▶ TASK PROMPT:
Retype all the entries word for word, but omit the pictures.

--- BEGIN INFORMATION GIVEN ---

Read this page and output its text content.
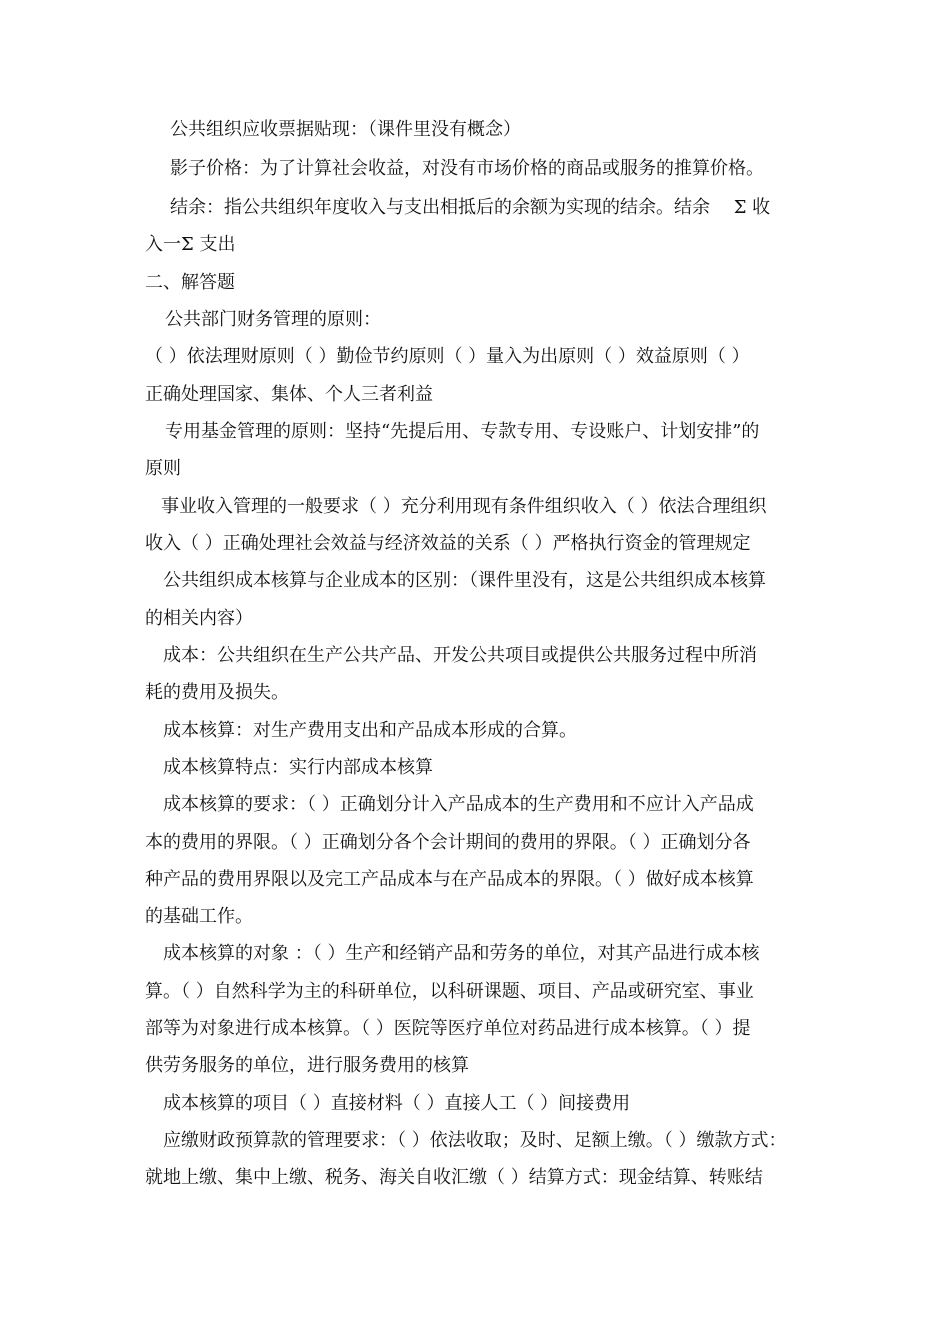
公共组织应收票据贴现：（课件里没有概念）
影子价格：为了计算社会收益，对没有市场价格的商品或服务的推算价格。
结余：指公共组织年度收入与支出相抵后的余额为实现的结余。结余　 Σ 收
入一Σ 支出
二、解答题
公共部门财务管理的原则：
（ ）依法理财原则（ ）勤俭节约原则（ ）量入为出原则（ ）效益原则（ ）
正确处理国家、集体、个人三者利益
专用基金管理的原则：坚持“先提后用、专款专用、专设账户、计划安排”的
原则
事业收入管理的一般要求（ ）充分利用现有条件组织收入（ ）依法合理组织
收入（ ）正确处理社会效益与经济效益的关系（ ）严格执行资金的管理规定
公共组织成本核算与企业成本的区别：（课件里没有，这是公共组织成本核算
的相关内容）
成本：公共组织在生产公共产品、开发公共项目或提供公共服务过程中所消
耗的费用及损失。
成本核算：对生产费用支出和产品成本形成的合算。
成本核算特点：实行内部成本核算
成本核算的要求：（ ）正确划分计入产品成本的生产费用和不应计入产品成
本的费用的界限。（ ）正确划分各个会计期间的费用的界限。（ ）正确划分各
种产品的费用界限以及完工产品成本与在产品成本的界限。（ ）做好成本核算
的基础工作。
成本核算的对象 ：（ ）生产和经销产品和劳务的单位，对其产品进行成本核
算。（ ）自然科学为主的科研单位，以科研课题、项目、产品或研究室、事业
部等为对象进行成本核算。（ ）医院等医疗单位对药品进行成本核算。（ ）提
供劳务服务的单位，进行服务费用的核算
成本核算的项目（ ）直接材料（ ）直接人工（ ）间接费用
应缴财政预算款的管理要求：（ ）依法收取；及时、足额上缴。（ ）缴款方式：
就地上缴、集中上缴、税务、海关自收汇缴（ ）结算方式：现金结算、转账结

--- END INFORMATION GIVEN ---

▶ WRITTEN RESPONSE:
Read this page and output its text content.
公共组织应收票据贴现：（课件里没有概念）
影子价格：为了计算社会收益，对没有市场价格的商品或服务的推算价格。
结余：指公共组织年度收入与支出相抵后的余额为实现的结余。结余　 Σ 收
入一Σ 支出
二、解答题
公共部门财务管理的原则：
（ ）依法理财原则（ ）勤俭节约原则（ ）量入为出原则（ ）效益原则（ ）
正确处理国家、集体、个人三者利益
专用基金管理的原则：坚持“先提后用、专款专用、专设账户、计划安排”的
原则
事业收入管理的一般要求（ ）充分利用现有条件组织收入（ ）依法合理组织
收入（ ）正确处理社会效益与经济效益的关系（ ）严格执行资金的管理规定
公共组织成本核算与企业成本的区别：（课件里没有，这是公共组织成本核算
的相关内容）
成本：公共组织在生产公共产品、开发公共项目或提供公共服务过程中所消
耗的费用及损失。
成本核算：对生产费用支出和产品成本形成的合算。
成本核算特点：实行内部成本核算
成本核算的要求：（ ）正确划分计入产品成本的生产费用和不应计入产品成
本的费用的界限。（ ）正确划分各个会计期间的费用的界限。（ ）正确划分各
种产品的费用界限以及完工产品成本与在产品成本的界限。（ ）做好成本核算
的基础工作。
成本核算的对象 ：（ ）生产和经销产品和劳务的单位，对其产品进行成本核
算。（ ）自然科学为主的科研单位，以科研课题、项目、产品或研究室、事业
部等为对象进行成本核算。（ ）医院等医疗单位对药品进行成本核算。（ ）提
供劳务服务的单位，进行服务费用的核算
成本核算的项目（ ）直接材料（ ）直接人工（ ）间接费用
应缴财政预算款的管理要求：（ ）依法收取；及时、足额上缴。（ ）缴款方式：
就地上缴、集中上缴、税务、海关自收汇缴（ ）结算方式：现金结算、转账结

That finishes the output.